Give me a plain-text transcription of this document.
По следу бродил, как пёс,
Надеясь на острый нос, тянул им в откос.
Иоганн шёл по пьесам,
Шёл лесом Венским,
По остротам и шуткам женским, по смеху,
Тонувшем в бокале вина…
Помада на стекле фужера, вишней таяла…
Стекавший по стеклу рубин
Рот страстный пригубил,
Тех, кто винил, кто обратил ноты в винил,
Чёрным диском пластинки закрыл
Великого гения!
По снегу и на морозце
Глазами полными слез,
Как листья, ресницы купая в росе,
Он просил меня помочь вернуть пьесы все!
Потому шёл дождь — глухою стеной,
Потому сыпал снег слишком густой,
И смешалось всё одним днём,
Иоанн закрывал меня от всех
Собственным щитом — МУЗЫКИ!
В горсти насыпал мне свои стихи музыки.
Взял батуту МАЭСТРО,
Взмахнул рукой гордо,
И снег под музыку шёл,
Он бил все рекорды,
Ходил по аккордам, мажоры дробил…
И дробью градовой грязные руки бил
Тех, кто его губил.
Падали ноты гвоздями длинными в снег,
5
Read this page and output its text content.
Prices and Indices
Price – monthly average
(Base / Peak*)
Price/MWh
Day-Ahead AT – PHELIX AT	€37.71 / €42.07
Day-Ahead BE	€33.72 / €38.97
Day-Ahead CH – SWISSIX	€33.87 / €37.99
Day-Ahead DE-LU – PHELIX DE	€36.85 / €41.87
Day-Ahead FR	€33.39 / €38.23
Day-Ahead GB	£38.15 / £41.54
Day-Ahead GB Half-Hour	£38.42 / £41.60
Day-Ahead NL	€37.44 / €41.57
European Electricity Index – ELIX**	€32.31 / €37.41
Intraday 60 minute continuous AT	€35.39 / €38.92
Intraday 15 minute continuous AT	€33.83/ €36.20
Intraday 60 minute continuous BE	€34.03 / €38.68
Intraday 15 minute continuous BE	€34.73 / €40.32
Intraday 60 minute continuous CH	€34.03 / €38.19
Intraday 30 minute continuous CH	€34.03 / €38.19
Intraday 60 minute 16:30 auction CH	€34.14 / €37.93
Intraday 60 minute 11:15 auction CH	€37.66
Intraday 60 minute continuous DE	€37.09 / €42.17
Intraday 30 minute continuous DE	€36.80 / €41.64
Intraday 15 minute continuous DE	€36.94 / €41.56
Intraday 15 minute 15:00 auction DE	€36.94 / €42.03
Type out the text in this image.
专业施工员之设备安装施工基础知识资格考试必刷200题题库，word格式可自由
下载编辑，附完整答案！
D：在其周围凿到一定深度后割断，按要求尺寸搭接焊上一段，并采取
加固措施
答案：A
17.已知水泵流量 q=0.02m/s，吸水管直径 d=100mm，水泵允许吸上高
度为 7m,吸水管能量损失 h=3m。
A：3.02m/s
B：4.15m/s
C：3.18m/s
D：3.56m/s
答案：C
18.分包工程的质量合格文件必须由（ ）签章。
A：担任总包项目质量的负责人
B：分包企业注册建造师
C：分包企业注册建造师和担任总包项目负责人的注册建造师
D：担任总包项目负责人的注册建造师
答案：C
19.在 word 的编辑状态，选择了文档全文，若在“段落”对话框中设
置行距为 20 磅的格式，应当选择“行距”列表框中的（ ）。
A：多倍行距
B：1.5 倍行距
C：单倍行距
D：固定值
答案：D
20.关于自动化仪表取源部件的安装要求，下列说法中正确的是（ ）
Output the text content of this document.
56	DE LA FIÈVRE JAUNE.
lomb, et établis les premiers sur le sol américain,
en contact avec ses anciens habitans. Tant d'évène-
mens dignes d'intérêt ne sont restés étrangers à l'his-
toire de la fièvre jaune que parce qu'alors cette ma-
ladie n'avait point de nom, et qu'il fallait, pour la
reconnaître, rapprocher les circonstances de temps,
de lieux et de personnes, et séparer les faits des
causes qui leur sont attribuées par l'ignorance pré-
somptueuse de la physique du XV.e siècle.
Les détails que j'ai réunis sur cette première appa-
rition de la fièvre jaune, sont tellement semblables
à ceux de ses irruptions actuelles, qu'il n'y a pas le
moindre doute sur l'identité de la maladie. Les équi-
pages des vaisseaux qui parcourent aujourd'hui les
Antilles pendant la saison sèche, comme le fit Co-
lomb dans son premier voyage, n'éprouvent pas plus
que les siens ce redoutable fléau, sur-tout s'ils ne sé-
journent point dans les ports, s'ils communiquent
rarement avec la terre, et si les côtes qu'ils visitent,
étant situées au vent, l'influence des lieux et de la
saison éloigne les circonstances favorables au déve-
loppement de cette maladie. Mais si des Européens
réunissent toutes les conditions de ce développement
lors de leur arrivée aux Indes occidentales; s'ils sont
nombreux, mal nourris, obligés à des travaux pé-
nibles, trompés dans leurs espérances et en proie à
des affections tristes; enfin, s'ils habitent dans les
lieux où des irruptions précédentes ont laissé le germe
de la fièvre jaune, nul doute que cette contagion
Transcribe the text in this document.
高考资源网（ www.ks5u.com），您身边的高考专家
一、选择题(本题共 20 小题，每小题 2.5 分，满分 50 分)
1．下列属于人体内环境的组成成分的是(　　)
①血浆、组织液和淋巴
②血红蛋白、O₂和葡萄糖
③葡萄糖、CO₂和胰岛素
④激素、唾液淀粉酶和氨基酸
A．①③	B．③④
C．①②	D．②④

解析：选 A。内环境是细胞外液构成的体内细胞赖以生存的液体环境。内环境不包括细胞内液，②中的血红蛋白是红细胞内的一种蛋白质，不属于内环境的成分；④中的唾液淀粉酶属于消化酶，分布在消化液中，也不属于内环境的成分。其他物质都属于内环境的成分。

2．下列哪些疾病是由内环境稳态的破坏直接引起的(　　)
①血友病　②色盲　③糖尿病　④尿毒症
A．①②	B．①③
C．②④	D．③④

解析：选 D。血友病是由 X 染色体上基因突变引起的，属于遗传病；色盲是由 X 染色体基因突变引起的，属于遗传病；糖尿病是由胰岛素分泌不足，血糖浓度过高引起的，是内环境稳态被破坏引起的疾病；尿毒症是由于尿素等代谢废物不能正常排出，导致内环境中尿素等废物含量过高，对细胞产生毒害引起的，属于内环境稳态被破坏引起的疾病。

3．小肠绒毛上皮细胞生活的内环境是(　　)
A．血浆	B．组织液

--- Given request ---
Give only the number of lines in the material above that include the word "sont".

--- The output ---
4